» **RECORDS SUPPLIED**
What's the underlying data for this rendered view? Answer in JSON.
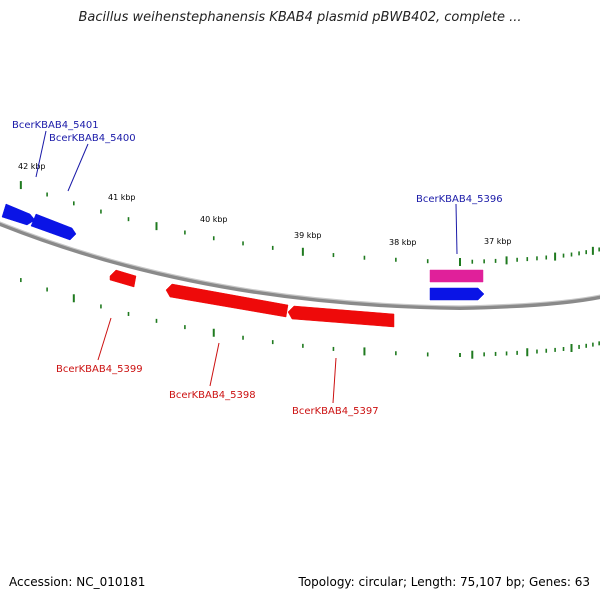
{
  "title": "Bacillus weihenstephanensis KBAB4 plasmid pBWB402, complete ...",
  "footer": {
    "accession": "Accession: NC_010181",
    "summary": "Topology: circular; Length: 75,107 bp; Genes: 63"
  },
  "colors": {
    "forward_gene": "#0a14e6",
    "reverse_gene": "#ee0a0a",
    "highlight_gene": "#e0209a",
    "tick": "#1f7a1f",
    "backbone": "#8a8a8a",
    "forward_label": "#1a1aa8",
    "reverse_label": "#cc1111"
  },
  "axis": {
    "ticks": [
      "42 kbp",
      "41 kbp",
      "40 kbp",
      "39 kbp",
      "38 kbp",
      "37 kbp"
    ]
  },
  "genes": [
    {
      "name": "BcerKBAB4_5401",
      "strand": "forward"
    },
    {
      "name": "BcerKBAB4_5400",
      "strand": "forward"
    },
    {
      "name": "BcerKBAB4_5399",
      "strand": "reverse"
    },
    {
      "name": "BcerKBAB4_5398",
      "strand": "reverse"
    },
    {
      "name": "BcerKBAB4_5397",
      "strand": "reverse"
    },
    {
      "name": "BcerKBAB4_5396",
      "strand": "forward"
    }
  ]
}
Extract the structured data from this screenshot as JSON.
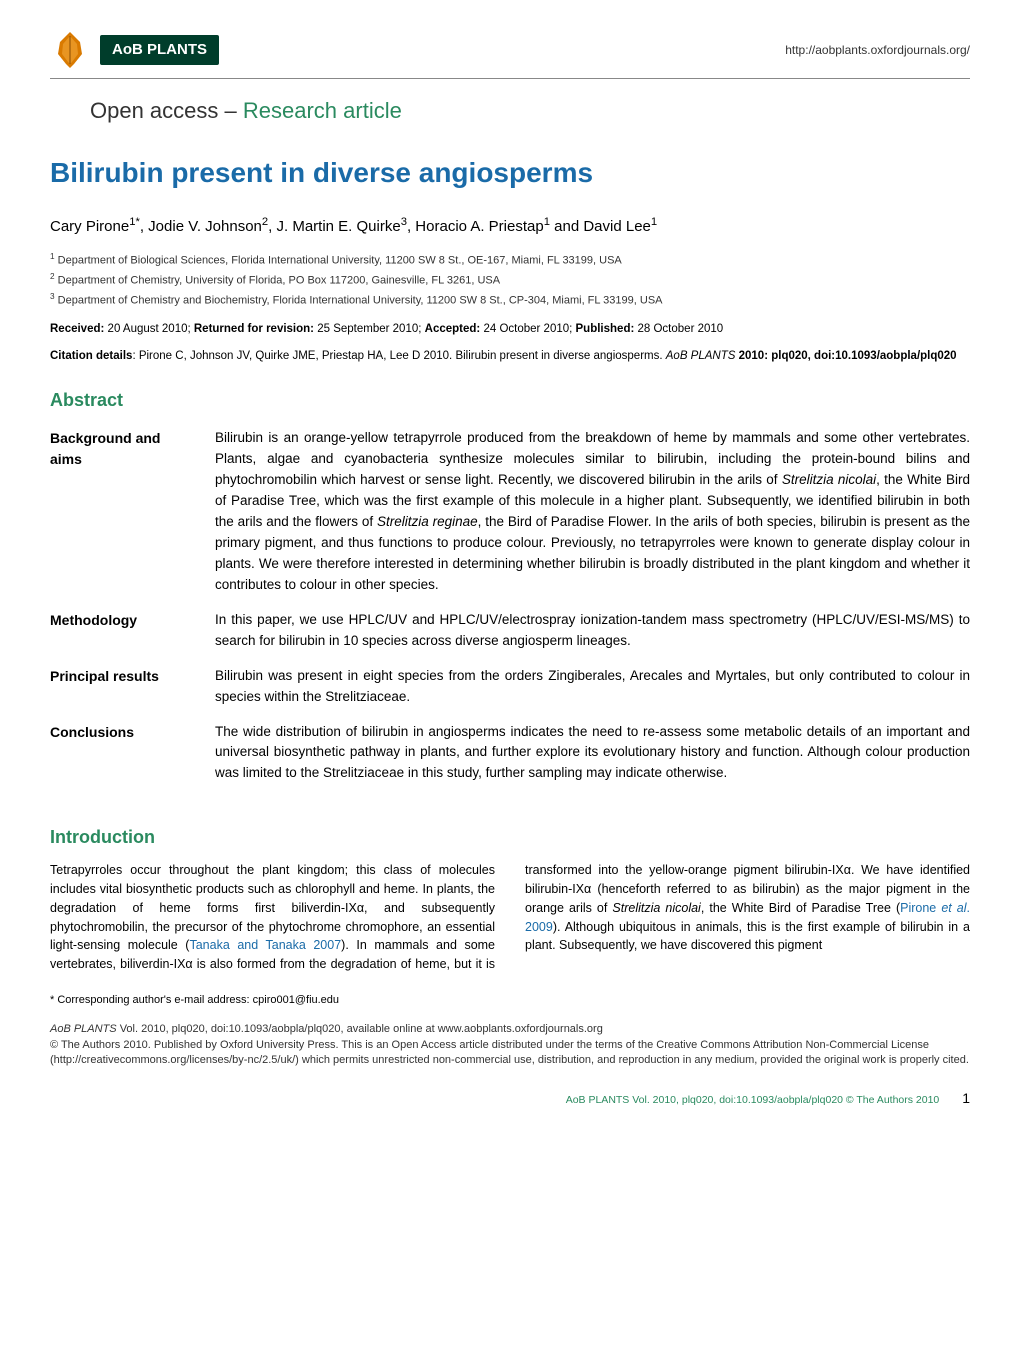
{
  "header": {
    "journal_badge": "AoB PLANTS",
    "url": "http://aobplants.oxfordjournals.org/",
    "section_prefix": "Open access – ",
    "section_highlight": "Research article",
    "leaf_colors": {
      "outer": "#d97a00",
      "inner": "#e89522"
    }
  },
  "article": {
    "title": "Bilirubin present in diverse angiosperms",
    "authors_html": "Cary Pirone<sup>1*</sup>, Jodie V. Johnson<sup>2</sup>, J. Martin E. Quirke<sup>3</sup>, Horacio A. Priestap<sup>1</sup> and David Lee<sup>1</sup>",
    "affiliations": [
      "1  Department of Biological Sciences, Florida International University, 11200 SW 8 St., OE-167, Miami, FL 33199, USA",
      "2  Department of Chemistry, University of Florida, PO Box 117200, Gainesville, FL 3261, USA",
      "3  Department of Chemistry and Biochemistry, Florida International University, 11200 SW 8 St., CP-304, Miami, FL 33199, USA"
    ],
    "dates": {
      "received": "20 August 2010",
      "returned": "25 September 2010",
      "accepted": "24 October 2010",
      "published": "28 October 2010"
    },
    "citation_prefix": "Citation details",
    "citation_text": ": Pirone C, Johnson JV, Quirke JME, Priestap HA, Lee D 2010. Bilirubin present in diverse angiosperms. ",
    "citation_journal": "AoB PLANTS",
    "citation_suffix": " 2010: plq020, doi:10.1093/aobpla/plq020"
  },
  "abstract": {
    "heading": "Abstract",
    "rows": [
      {
        "label": "Background and aims",
        "content": "Bilirubin is an orange-yellow tetrapyrrole produced from the breakdown of heme by mammals and some other vertebrates. Plants, algae and cyanobacteria synthesize molecules similar to bilirubin, including the protein-bound bilins and phytochromobilin which harvest or sense light. Recently, we discovered bilirubin in the arils of Strelitzia nicolai, the White Bird of Paradise Tree, which was the first example of this molecule in a higher plant. Subsequently, we identified bilirubin in both the arils and the flowers of Strelitzia reginae, the Bird of Paradise Flower. In the arils of both species, bilirubin is present as the primary pigment, and thus functions to produce colour. Previously, no tetrapyrroles were known to generate display colour in plants. We were therefore interested in determining whether bilirubin is broadly distributed in the plant kingdom and whether it contributes to colour in other species."
      },
      {
        "label": "Methodology",
        "content": "In this paper, we use HPLC/UV and HPLC/UV/electrospray ionization-tandem mass spectrometry (HPLC/UV/ESI-MS/MS) to search for bilirubin in 10 species across diverse angiosperm lineages."
      },
      {
        "label": "Principal results",
        "content": "Bilirubin was present in eight species from the orders Zingiberales, Arecales and Myrtales, but only contributed to colour in species within the Strelitziaceae."
      },
      {
        "label": "Conclusions",
        "content": "The wide distribution of bilirubin in angiosperms indicates the need to re-assess some metabolic details of an important and universal biosynthetic pathway in plants, and further explore its evolutionary history and function. Although colour production was limited to the Strelitziaceae in this study, further sampling may indicate otherwise."
      }
    ]
  },
  "intro": {
    "heading": "Introduction",
    "body_html": "Tetrapyrroles occur throughout the plant kingdom; this class of molecules includes vital biosynthetic products such as chlorophyll and heme. In plants, the degradation of heme forms first biliverdin-IXα, and subsequently phytochromobilin, the precursor of the phytochrome chromophore, an essential light-sensing molecule (<span class=\"ref-link\">Tanaka and Tanaka 2007</span>). In mammals and some vertebrates, biliverdin-IXα is also formed from the degradation of heme, but it is transformed into the yellow-orange pigment bilirubin-IXα. We have identified bilirubin-IXα (henceforth referred to as bilirubin) as the major pigment in the orange arils of <span class=\"italic\">Strelitzia nicolai</span>, the White Bird of Paradise Tree (<span class=\"ref-link\">Pirone <span class=\"italic\">et al</span>. 2009</span>). Although ubiquitous in animals, this is the first example of bilirubin in a plant. Subsequently, we have discovered this pigment"
  },
  "corresponding": "* Corresponding author's e-mail address: cpiro001@fiu.edu",
  "footer_citation": "AoB PLANTS Vol. 2010, plq020, doi:10.1093/aobpla/plq020, available online at www.aobplants.oxfordjournals.org\n© The Authors 2010. Published by Oxford University Press. This is an Open Access article distributed under the terms of the Creative Commons Attribution Non-Commercial License (http://creativecommons.org/licenses/by-nc/2.5/uk/) which permits unrestricted non-commercial use, distribution, and reproduction in any medium, provided the original work is properly cited.",
  "page_footer": {
    "text": "AoB PLANTS Vol. 2010, plq020, doi:10.1093/aobpla/plq020 © The Authors 2010",
    "page_num": "1"
  },
  "colors": {
    "title_blue": "#1a6ba8",
    "heading_green": "#2a8a5f",
    "badge_bg": "#003d2b",
    "link_blue": "#1a6ba8"
  }
}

» **EXERCISE DETAILS**
Every record above must reappear exactly in the answer, minus its pictures.

» **WRITTEN ANSWER**
What's the underlying data for this rendered view? Answer in JSON.
{
  "title": "Bacillus weihenstephanensis KBAB4 plasmid pBWB402, complete ...",
  "footer": {
    "accession": "Accession: NC_010181",
    "summary": "Topology: circular; Length: 75,107 bp; Genes: 63"
  },
  "colors": {
    "forward_gene": "#0a14e6",
    "reverse_gene": "#ee0a0a",
    "highlight_gene": "#e0209a",
    "tick": "#1f7a1f",
    "backbone": "#8a8a8a",
    "forward_label": "#1a1aa8",
    "reverse_label": "#cc1111"
  },
  "axis": {
    "ticks": [
      "42 kbp",
      "41 kbp",
      "40 kbp",
      "39 kbp",
      "38 kbp",
      "37 kbp"
    ]
  },
  "genes": [
    {
      "name": "BcerKBAB4_5401",
      "strand": "forward"
    },
    {
      "name": "BcerKBAB4_5400",
      "strand": "forward"
    },
    {
      "name": "BcerKBAB4_5399",
      "strand": "reverse"
    },
    {
      "name": "BcerKBAB4_5398",
      "strand": "reverse"
    },
    {
      "name": "BcerKBAB4_5397",
      "strand": "reverse"
    },
    {
      "name": "BcerKBAB4_5396",
      "strand": "forward"
    }
  ]
}
Extract the structured data from this screenshot as JSON.
{
  "header": {
    "journal_badge": "AoB PLANTS",
    "url": "http://aobplants.oxfordjournals.org/",
    "section_prefix": "Open access – ",
    "section_highlight": "Research article",
    "leaf_colors": {
      "outer": "#d97a00",
      "inner": "#e89522"
    }
  },
  "article": {
    "title": "Bilirubin present in diverse angiosperms",
    "authors_html": "Cary Pirone<sup>1*</sup>, Jodie V. Johnson<sup>2</sup>, J. Martin E. Quirke<sup>3</sup>, Horacio A. Priestap<sup>1</sup> and David Lee<sup>1</sup>",
    "affiliations": [
      "1  Department of Biological Sciences, Florida International University, 11200 SW 8 St., OE-167, Miami, FL 33199, USA",
      "2  Department of Chemistry, University of Florida, PO Box 117200, Gainesville, FL 3261, USA",
      "3  Department of Chemistry and Biochemistry, Florida International University, 11200 SW 8 St., CP-304, Miami, FL 33199, USA"
    ],
    "dates": {
      "received": "20 August 2010",
      "returned": "25 September 2010",
      "accepted": "24 October 2010",
      "published": "28 October 2010"
    },
    "citation_prefix": "Citation details",
    "citation_text": ": Pirone C, Johnson JV, Quirke JME, Priestap HA, Lee D 2010. Bilirubin present in diverse angiosperms. ",
    "citation_journal": "AoB PLANTS",
    "citation_suffix": " 2010: plq020, doi:10.1093/aobpla/plq020"
  },
  "abstract": {
    "heading": "Abstract",
    "rows": [
      {
        "label": "Background and aims",
        "content": "Bilirubin is an orange-yellow tetrapyrrole produced from the breakdown of heme by mammals and some other vertebrates. Plants, algae and cyanobacteria synthesize molecules similar to bilirubin, including the protein-bound bilins and phytochromobilin which harvest or sense light. Recently, we discovered bilirubin in the arils of Strelitzia nicolai, the White Bird of Paradise Tree, which was the first example of this molecule in a higher plant. Subsequently, we identified bilirubin in both the arils and the flowers of Strelitzia reginae, the Bird of Paradise Flower. In the arils of both species, bilirubin is present as the primary pigment, and thus functions to produce colour. Previously, no tetrapyrroles were known to generate display colour in plants. We were therefore interested in determining whether bilirubin is broadly distributed in the plant kingdom and whether it contributes to colour in other species."
      },
      {
        "label": "Methodology",
        "content": "In this paper, we use HPLC/UV and HPLC/UV/electrospray ionization-tandem mass spectrometry (HPLC/UV/ESI-MS/MS) to search for bilirubin in 10 species across diverse angiosperm lineages."
      },
      {
        "label": "Principal results",
        "content": "Bilirubin was present in eight species from the orders Zingiberales, Arecales and Myrtales, but only contributed to colour in species within the Strelitziaceae."
      },
      {
        "label": "Conclusions",
        "content": "The wide distribution of bilirubin in angiosperms indicates the need to re-assess some metabolic details of an important and universal biosynthetic pathway in plants, and further explore its evolutionary history and function. Although colour production was limited to the Strelitziaceae in this study, further sampling may indicate otherwise."
      }
    ]
  },
  "intro": {
    "heading": "Introduction",
    "body_html": "Tetrapyrroles occur throughout the plant kingdom; this class of molecules includes vital biosynthetic products such as chlorophyll and heme. In plants, the degradation of heme forms first biliverdin-IXα, and subsequently phytochromobilin, the precursor of the phytochrome chromophore, an essential light-sensing molecule (<span class=\"ref-link\">Tanaka and Tanaka 2007</span>). In mammals and some vertebrates, biliverdin-IXα is also formed from the degradation of heme, but it is transformed into the yellow-orange pigment bilirubin-IXα. We have identified bilirubin-IXα (henceforth referred to as bilirubin) as the major pigment in the orange arils of <span class=\"italic\">Strelitzia nicolai</span>, the White Bird of Paradise Tree (<span class=\"ref-link\">Pirone <span class=\"italic\">et al</span>. 2009</span>). Although ubiquitous in animals, this is the first example of bilirubin in a plant. Subsequently, we have discovered this pigment"
  },
  "corresponding": "* Corresponding author's e-mail address: cpiro001@fiu.edu",
  "footer_citation": "AoB PLANTS Vol. 2010, plq020, doi:10.1093/aobpla/plq020, available online at www.aobplants.oxfordjournals.org\n© The Authors 2010. Published by Oxford University Press. This is an Open Access article distributed under the terms of the Creative Commons Attribution Non-Commercial License (http://creativecommons.org/licenses/by-nc/2.5/uk/) which permits unrestricted non-commercial use, distribution, and reproduction in any medium, provided the original work is properly cited.",
  "page_footer": {
    "text": "AoB PLANTS Vol. 2010, plq020, doi:10.1093/aobpla/plq020 © The Authors 2010",
    "page_num": "1"
  },
  "colors": {
    "title_blue": "#1a6ba8",
    "heading_green": "#2a8a5f",
    "badge_bg": "#003d2b",
    "link_blue": "#1a6ba8"
  }
}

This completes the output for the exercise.